Records from a dataset:
· · · · · · ·

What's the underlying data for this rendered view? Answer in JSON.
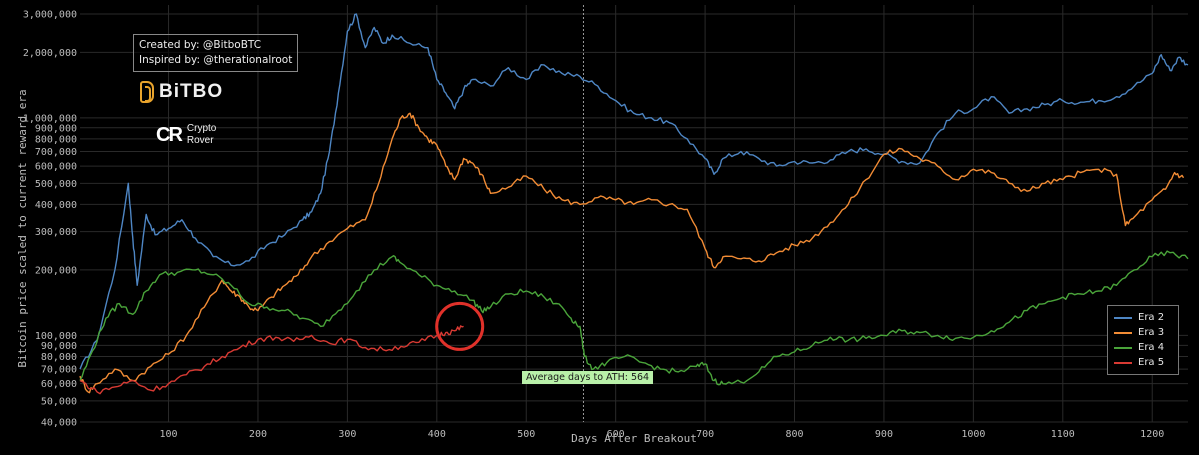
{
  "credits": {
    "created_by": "Created by: @BitboBTC",
    "inspired_by": "Inspired by: @therationalroot"
  },
  "logos": {
    "bitbo": "BiTBO",
    "crypto_rover_mark": "CR",
    "crypto_rover_line1": "Crypto",
    "crypto_rover_line2": "Rover"
  },
  "colors": {
    "background": "#000000",
    "grid": "#2a2a2a",
    "era2": "#4e86c4",
    "era3": "#f28c35",
    "era4": "#4aa43a",
    "era5": "#d83a33",
    "highlight_circle": "#e0312a",
    "ath_label_bg": "#b9f0a9"
  },
  "chart_data": {
    "type": "line",
    "xlabel": "Days After Breakout",
    "ylabel": "Bitcoin price scaled to current reward era",
    "yscale": "log",
    "xlim": [
      1,
      1240
    ],
    "ylim": [
      40000,
      3300000
    ],
    "x_ticks": [
      100,
      200,
      300,
      400,
      500,
      600,
      700,
      800,
      900,
      1000,
      1100,
      1200
    ],
    "y_ticks": [
      {
        "value": 40000,
        "label": "40,000"
      },
      {
        "value": 50000,
        "label": "50,000"
      },
      {
        "value": 60000,
        "label": "60,000"
      },
      {
        "value": 70000,
        "label": "70,000"
      },
      {
        "value": 80000,
        "label": "80,000"
      },
      {
        "value": 90000,
        "label": "90,000"
      },
      {
        "value": 100000,
        "label": "100,000"
      },
      {
        "value": 200000,
        "label": "200,000"
      },
      {
        "value": 300000,
        "label": "300,000"
      },
      {
        "value": 400000,
        "label": "400,000"
      },
      {
        "value": 500000,
        "label": "500,000"
      },
      {
        "value": 600000,
        "label": "600,000"
      },
      {
        "value": 700000,
        "label": "700,000"
      },
      {
        "value": 800000,
        "label": "800,000"
      },
      {
        "value": 900000,
        "label": "900,000"
      },
      {
        "value": 1000000,
        "label": "1,000,000"
      },
      {
        "value": 2000000,
        "label": "2,000,000"
      },
      {
        "value": 3000000,
        "label": "3,000,000"
      }
    ],
    "grid": true,
    "legend_position": "bottom-right",
    "annotation": {
      "x": 564,
      "label": "Average days to ATH: 564"
    },
    "highlight": {
      "x": 420,
      "y": 110000
    },
    "series": [
      {
        "name": "Era 2",
        "color": "#4e86c4",
        "points": [
          [
            1,
            70000
          ],
          [
            20,
            95000
          ],
          [
            40,
            200000
          ],
          [
            55,
            500000
          ],
          [
            60,
            280000
          ],
          [
            65,
            170000
          ],
          [
            75,
            360000
          ],
          [
            85,
            290000
          ],
          [
            100,
            310000
          ],
          [
            115,
            340000
          ],
          [
            130,
            280000
          ],
          [
            150,
            230000
          ],
          [
            170,
            210000
          ],
          [
            190,
            220000
          ],
          [
            210,
            260000
          ],
          [
            230,
            290000
          ],
          [
            250,
            340000
          ],
          [
            260,
            370000
          ],
          [
            270,
            450000
          ],
          [
            280,
            700000
          ],
          [
            290,
            1300000
          ],
          [
            300,
            2500000
          ],
          [
            310,
            3000000
          ],
          [
            320,
            2100000
          ],
          [
            330,
            2600000
          ],
          [
            340,
            2200000
          ],
          [
            350,
            2400000
          ],
          [
            370,
            2200000
          ],
          [
            390,
            2100000
          ],
          [
            400,
            1500000
          ],
          [
            410,
            1300000
          ],
          [
            420,
            1100000
          ],
          [
            430,
            1350000
          ],
          [
            440,
            1500000
          ],
          [
            460,
            1400000
          ],
          [
            480,
            1700000
          ],
          [
            500,
            1500000
          ],
          [
            520,
            1750000
          ],
          [
            540,
            1600000
          ],
          [
            560,
            1550000
          ],
          [
            580,
            1400000
          ],
          [
            600,
            1200000
          ],
          [
            620,
            1050000
          ],
          [
            640,
            1000000
          ],
          [
            660,
            950000
          ],
          [
            680,
            800000
          ],
          [
            700,
            650000
          ],
          [
            710,
            550000
          ],
          [
            720,
            650000
          ],
          [
            740,
            700000
          ],
          [
            760,
            650000
          ],
          [
            780,
            600000
          ],
          [
            800,
            630000
          ],
          [
            820,
            620000
          ],
          [
            840,
            640000
          ],
          [
            860,
            700000
          ],
          [
            880,
            720000
          ],
          [
            900,
            680000
          ],
          [
            920,
            630000
          ],
          [
            940,
            620000
          ],
          [
            960,
            850000
          ],
          [
            980,
            1050000
          ],
          [
            1000,
            1100000
          ],
          [
            1020,
            1250000
          ],
          [
            1040,
            1050000
          ],
          [
            1060,
            1100000
          ],
          [
            1080,
            1150000
          ],
          [
            1100,
            1200000
          ],
          [
            1120,
            1180000
          ],
          [
            1140,
            1200000
          ],
          [
            1160,
            1250000
          ],
          [
            1180,
            1400000
          ],
          [
            1200,
            1600000
          ],
          [
            1210,
            1950000
          ],
          [
            1220,
            1650000
          ],
          [
            1230,
            1900000
          ],
          [
            1240,
            1750000
          ]
        ]
      },
      {
        "name": "Era 3",
        "color": "#f28c35",
        "points": [
          [
            1,
            65000
          ],
          [
            10,
            55000
          ],
          [
            20,
            60000
          ],
          [
            40,
            70000
          ],
          [
            60,
            62000
          ],
          [
            80,
            72000
          ],
          [
            100,
            82000
          ],
          [
            120,
            100000
          ],
          [
            140,
            135000
          ],
          [
            160,
            180000
          ],
          [
            170,
            160000
          ],
          [
            180,
            150000
          ],
          [
            190,
            135000
          ],
          [
            200,
            130000
          ],
          [
            215,
            150000
          ],
          [
            230,
            170000
          ],
          [
            245,
            190000
          ],
          [
            260,
            230000
          ],
          [
            280,
            270000
          ],
          [
            300,
            310000
          ],
          [
            320,
            340000
          ],
          [
            335,
            500000
          ],
          [
            350,
            800000
          ],
          [
            360,
            1000000
          ],
          [
            370,
            1050000
          ],
          [
            380,
            900000
          ],
          [
            390,
            800000
          ],
          [
            400,
            750000
          ],
          [
            410,
            600000
          ],
          [
            420,
            520000
          ],
          [
            430,
            650000
          ],
          [
            440,
            620000
          ],
          [
            450,
            550000
          ],
          [
            460,
            450000
          ],
          [
            480,
            480000
          ],
          [
            500,
            540000
          ],
          [
            520,
            470000
          ],
          [
            540,
            420000
          ],
          [
            560,
            400000
          ],
          [
            580,
            430000
          ],
          [
            600,
            420000
          ],
          [
            620,
            400000
          ],
          [
            640,
            420000
          ],
          [
            660,
            400000
          ],
          [
            680,
            380000
          ],
          [
            700,
            250000
          ],
          [
            710,
            205000
          ],
          [
            720,
            230000
          ],
          [
            740,
            225000
          ],
          [
            760,
            220000
          ],
          [
            780,
            240000
          ],
          [
            800,
            260000
          ],
          [
            820,
            280000
          ],
          [
            840,
            330000
          ],
          [
            860,
            400000
          ],
          [
            880,
            520000
          ],
          [
            900,
            680000
          ],
          [
            920,
            720000
          ],
          [
            940,
            650000
          ],
          [
            960,
            600000
          ],
          [
            980,
            520000
          ],
          [
            1000,
            580000
          ],
          [
            1020,
            560000
          ],
          [
            1040,
            500000
          ],
          [
            1060,
            460000
          ],
          [
            1080,
            500000
          ],
          [
            1100,
            520000
          ],
          [
            1120,
            560000
          ],
          [
            1140,
            580000
          ],
          [
            1160,
            550000
          ],
          [
            1170,
            320000
          ],
          [
            1180,
            350000
          ],
          [
            1200,
            420000
          ],
          [
            1215,
            470000
          ],
          [
            1225,
            560000
          ],
          [
            1235,
            530000
          ]
        ]
      },
      {
        "name": "Era 4",
        "color": "#4aa43a",
        "points": [
          [
            1,
            62000
          ],
          [
            15,
            85000
          ],
          [
            30,
            120000
          ],
          [
            45,
            140000
          ],
          [
            60,
            125000
          ],
          [
            75,
            160000
          ],
          [
            90,
            190000
          ],
          [
            110,
            195000
          ],
          [
            130,
            200000
          ],
          [
            150,
            190000
          ],
          [
            170,
            170000
          ],
          [
            190,
            140000
          ],
          [
            210,
            135000
          ],
          [
            230,
            130000
          ],
          [
            250,
            120000
          ],
          [
            270,
            110000
          ],
          [
            290,
            130000
          ],
          [
            310,
            160000
          ],
          [
            330,
            200000
          ],
          [
            350,
            230000
          ],
          [
            360,
            215000
          ],
          [
            380,
            190000
          ],
          [
            400,
            170000
          ],
          [
            420,
            160000
          ],
          [
            440,
            145000
          ],
          [
            450,
            130000
          ],
          [
            460,
            135000
          ],
          [
            480,
            155000
          ],
          [
            500,
            160000
          ],
          [
            520,
            150000
          ],
          [
            540,
            135000
          ],
          [
            550,
            120000
          ],
          [
            560,
            110000
          ],
          [
            565,
            80000
          ],
          [
            575,
            70000
          ],
          [
            590,
            75000
          ],
          [
            610,
            80000
          ],
          [
            630,
            75000
          ],
          [
            650,
            70000
          ],
          [
            670,
            68000
          ],
          [
            690,
            72000
          ],
          [
            700,
            74000
          ],
          [
            710,
            62000
          ],
          [
            720,
            60000
          ],
          [
            740,
            61000
          ],
          [
            760,
            68000
          ],
          [
            780,
            80000
          ],
          [
            800,
            84000
          ],
          [
            820,
            90000
          ],
          [
            840,
            98000
          ],
          [
            860,
            95000
          ],
          [
            880,
            97000
          ],
          [
            900,
            100000
          ],
          [
            920,
            105000
          ],
          [
            940,
            103000
          ],
          [
            960,
            100000
          ],
          [
            980,
            97000
          ],
          [
            1000,
            98000
          ],
          [
            1020,
            105000
          ],
          [
            1040,
            115000
          ],
          [
            1060,
            130000
          ],
          [
            1080,
            140000
          ],
          [
            1100,
            150000
          ],
          [
            1120,
            155000
          ],
          [
            1140,
            160000
          ],
          [
            1160,
            170000
          ],
          [
            1180,
            200000
          ],
          [
            1200,
            230000
          ],
          [
            1220,
            240000
          ],
          [
            1240,
            225000
          ]
        ]
      },
      {
        "name": "Era 5",
        "color": "#d83a33",
        "points": [
          [
            1,
            62000
          ],
          [
            20,
            55000
          ],
          [
            40,
            58000
          ],
          [
            60,
            62000
          ],
          [
            80,
            56000
          ],
          [
            100,
            60000
          ],
          [
            120,
            66000
          ],
          [
            140,
            72000
          ],
          [
            160,
            80000
          ],
          [
            180,
            88000
          ],
          [
            200,
            96000
          ],
          [
            220,
            98000
          ],
          [
            240,
            94000
          ],
          [
            260,
            100000
          ],
          [
            280,
            92000
          ],
          [
            300,
            96000
          ],
          [
            320,
            88000
          ],
          [
            340,
            86000
          ],
          [
            360,
            89000
          ],
          [
            380,
            93000
          ],
          [
            400,
            100000
          ],
          [
            410,
            103000
          ],
          [
            420,
            105000
          ],
          [
            430,
            110000
          ]
        ]
      }
    ]
  }
}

· · · · · · ·

--- YOUR TASK ---
Your task is to collect every line above that contains the word "name".

--- RESPONSE TO THE EXERCISE ---
        "name": "Era 2",
        "name": "Era 3",
        "name": "Era 4",
        "name": "Era 5",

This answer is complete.